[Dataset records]
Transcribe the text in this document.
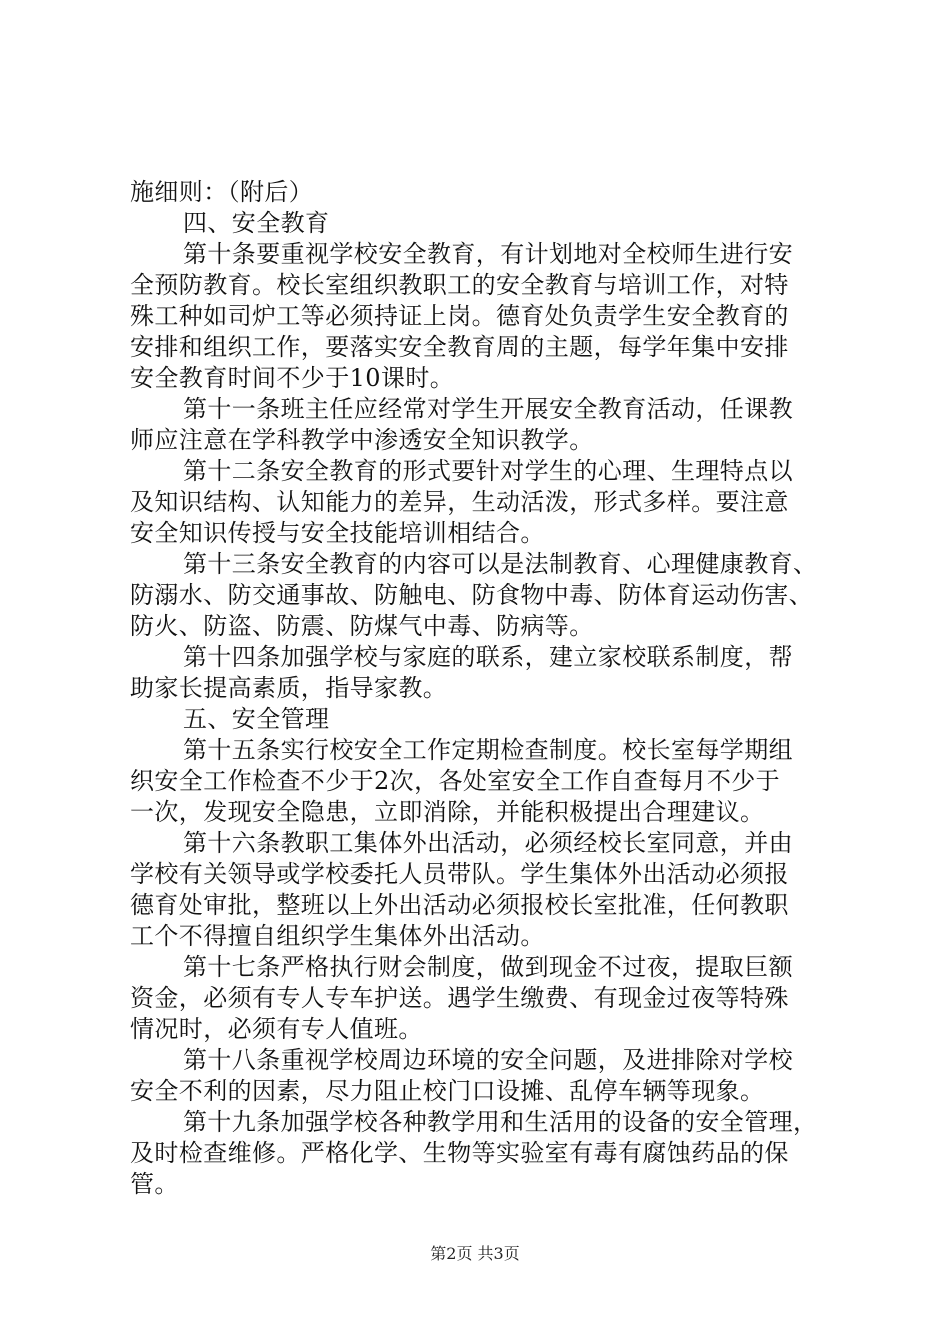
施细则：（附后）
四、安全教育
第十条要重视学校安全教育，有计划地对全校师生进行安
全预防教育。校长室组织教职工的安全教育与培训工作，对特
殊工种如司炉工等必须持证上岗。德育处负责学生安全教育的
安排和组织工作，要落实安全教育周的主题，每学年集中安排
安全教育时间不少于10课时。
第十一条班主任应经常对学生开展安全教育活动，任课教
师应注意在学科教学中渗透安全知识教学。
第十二条安全教育的形式要针对学生的心理、生理特点以
及知识结构、认知能力的差异，生动活泼，形式多样。要注意
安全知识传授与安全技能培训相结合。
第十三条安全教育的内容可以是法制教育、心理健康教育、
防溺水、防交通事故、防触电、防食物中毒、防体育运动伤害、
防火、防盗、防震、防煤气中毒、防病等。
第十四条加强学校与家庭的联系，建立家校联系制度，帮
助家长提高素质，指导家教。
五、安全管理
第十五条实行校安全工作定期检查制度。校长室每学期组
织安全工作检查不少于2次，各处室安全工作自查每月不少于
一次，发现安全隐患，立即消除，并能积极提出合理建议。
第十六条教职工集体外出活动，必须经校长室同意，并由
学校有关领导或学校委托人员带队。学生集体外出活动必须报
德育处审批，整班以上外出活动必须报校长室批准，任何教职
工个不得擅自组织学生集体外出活动。
第十七条严格执行财会制度，做到现金不过夜，提取巨额
资金，必须有专人专车护送。遇学生缴费、有现金过夜等特殊
情况时，必须有专人值班。
第十八条重视学校周边环境的安全问题，及进排除对学校
安全不利的因素，尽力阻止校门口设摊、乱停车辆等现象。
第十九条加强学校各种教学用和生活用的设备的安全管理，
及时检查维修。严格化学、生物等实验室有毒有腐蚀药品的保
管。
第2页 共3页
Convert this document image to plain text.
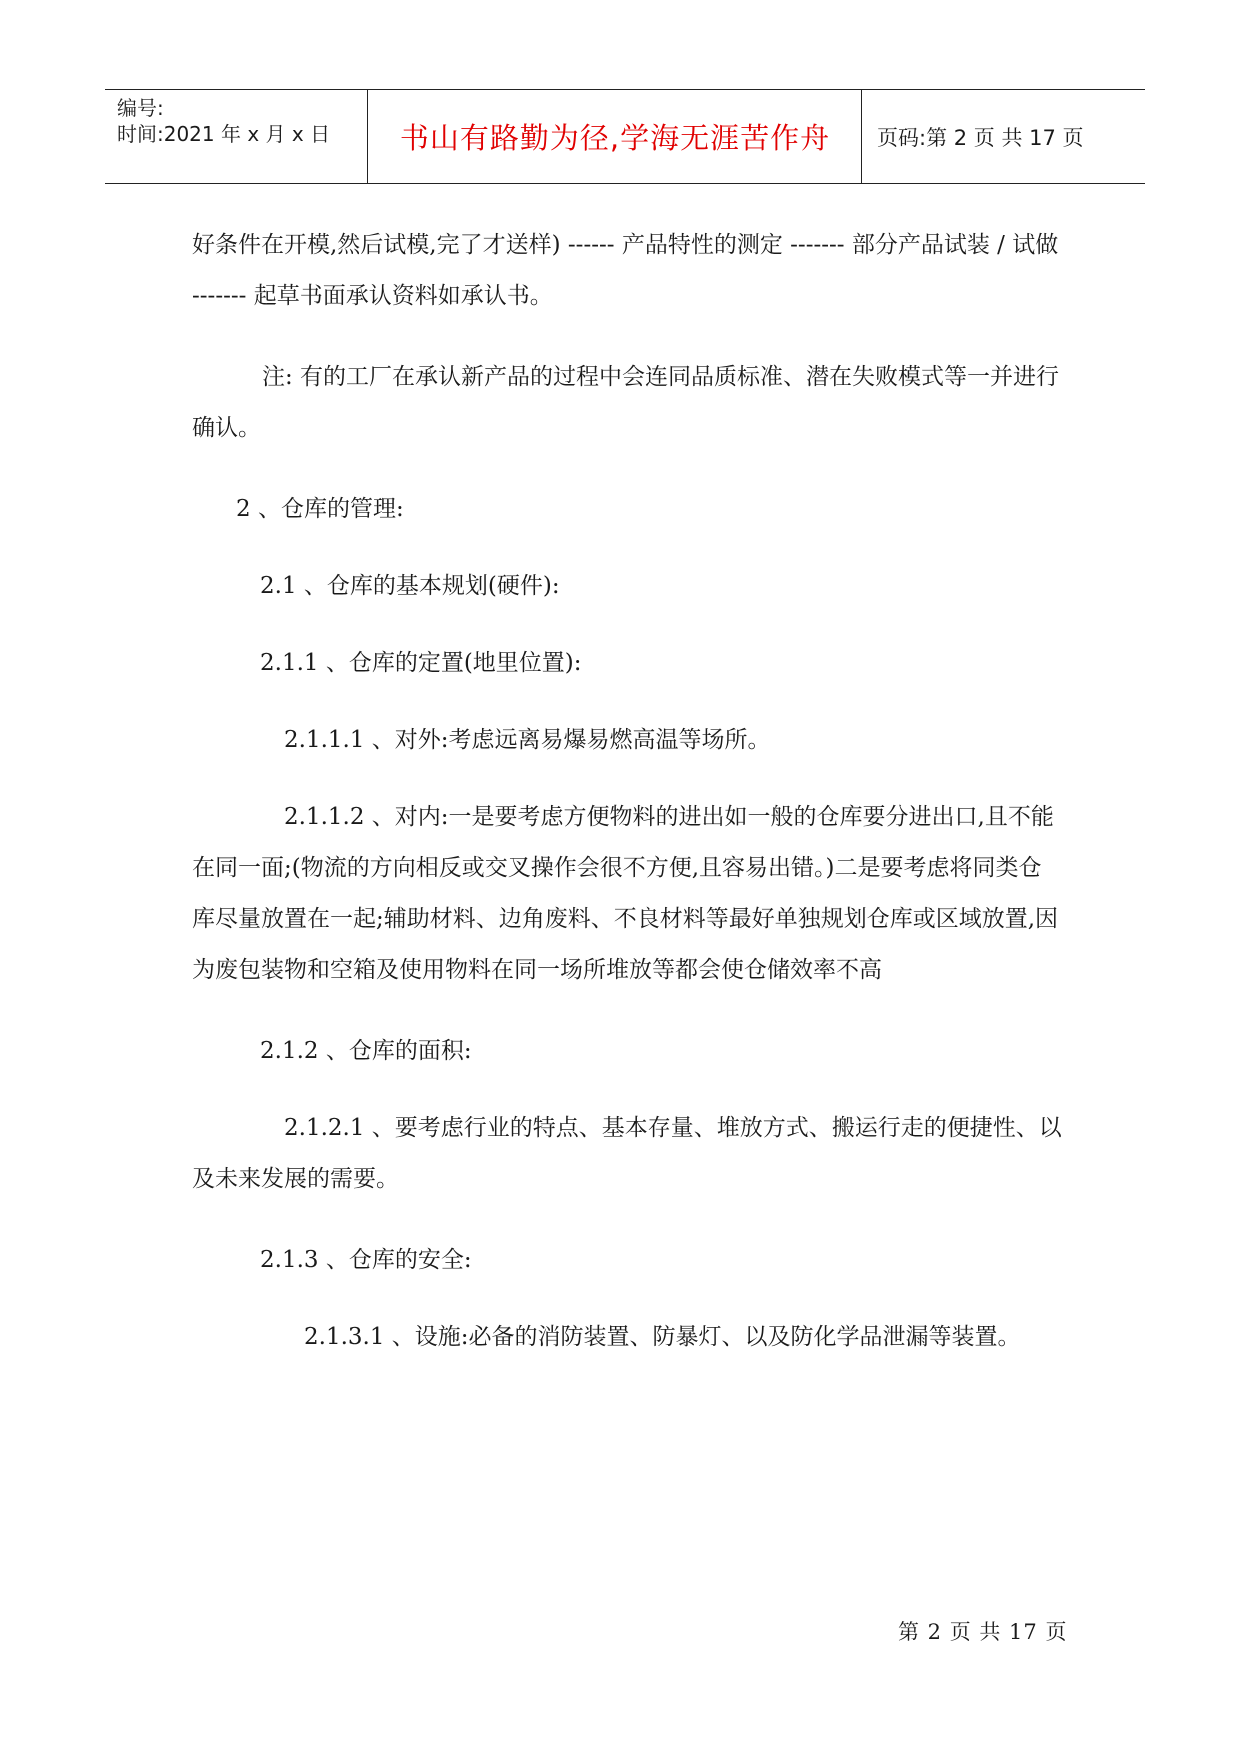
编号:
时间:2021 年 x 月 x 日 书山有路勤为径,学海无涯苦作舟 页码:第 2 页 共 17 页

好条件在开模,然后试模,完了才送样) ------ 产品特性的测定 ------- 部分产品试装 / 试做 ------- 起草书面承认资料如承认书。

注: 有的工厂在承认新产品的过程中会连同品质标准、潜在失败模式等一并进行确认。

2 、仓库的管理:

2.1 、仓库的基本规划(硬件):

2.1.1 、仓库的定置(地里位置):

2.1.1.1 、对外:考虑远离易爆易燃高温等场所。

2.1.1.2 、对内:一是要考虑方便物料的进出如一般的仓库要分进出口,且不能在同一面;(物流的方向相反或交叉操作会很不方便,且容易出错。)二是要考虑将同类仓库尽量放置在一起;辅助材料、边角废料、不良材料等最好单独规划仓库或区域放置,因为废包装物和空箱及使用物料在同一场所堆放等都会使仓储效率不高

2.1.2 、仓库的面积:

2.1.2.1 、要考虑行业的特点、基本存量、堆放方式、搬运行走的便捷性、以及未来发展的需要。

2.1.3 、仓库的安全:

2.1.3.1 、设施:必备的消防装置、防暴灯、以及防化学品泄漏等装置。

第 2 页 共 17 页
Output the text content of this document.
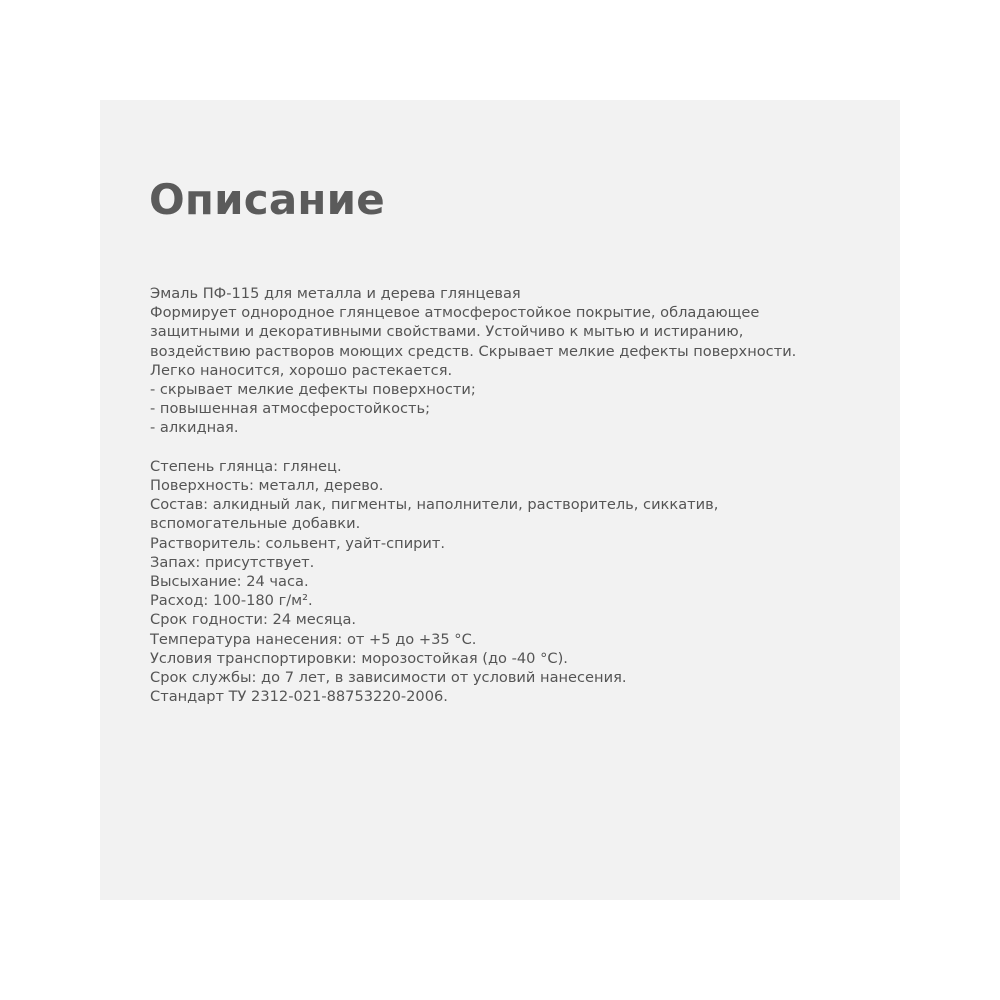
Описание
Эмаль ПФ-115 для металла и дерева глянцевая
Формирует однородное глянцевое атмосферостойкое покрытие, обладающее
защитными и декоративными свойствами. Устойчиво к мытью и истиранию,
воздействию растворов моющих средств. Скрывает мелкие дефекты поверхности.
Легко наносится, хорошо растекается.
- скрывает мелкие дефекты поверхности;
- повышенная атмосферостойкость;
- алкидная.
Степень глянца: глянец.
Поверхность: металл, дерево.
Состав: алкидный лак, пигменты, наполнители, растворитель, сиккатив,
вспомогательные добавки.
Растворитель: сольвент, уайт-спирит.
Запах: присутствует.
Высыхание: 24 часа.
Расход: 100-180 г/м².
Срок годности: 24 месяца.
Температура нанесения: от +5 до +35 °С.
Условия транспортировки: морозостойкая (до -40 °С).
Срок службы: до 7 лет, в зависимости от условий нанесения.
Стандарт ТУ 2312-021-88753220-2006.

* _WHAT IS EXPECTED_
What is the number of lines in the data above that include the word "мелкие"? Answer with that number only.

* _EXERCISE OUTPUT_
2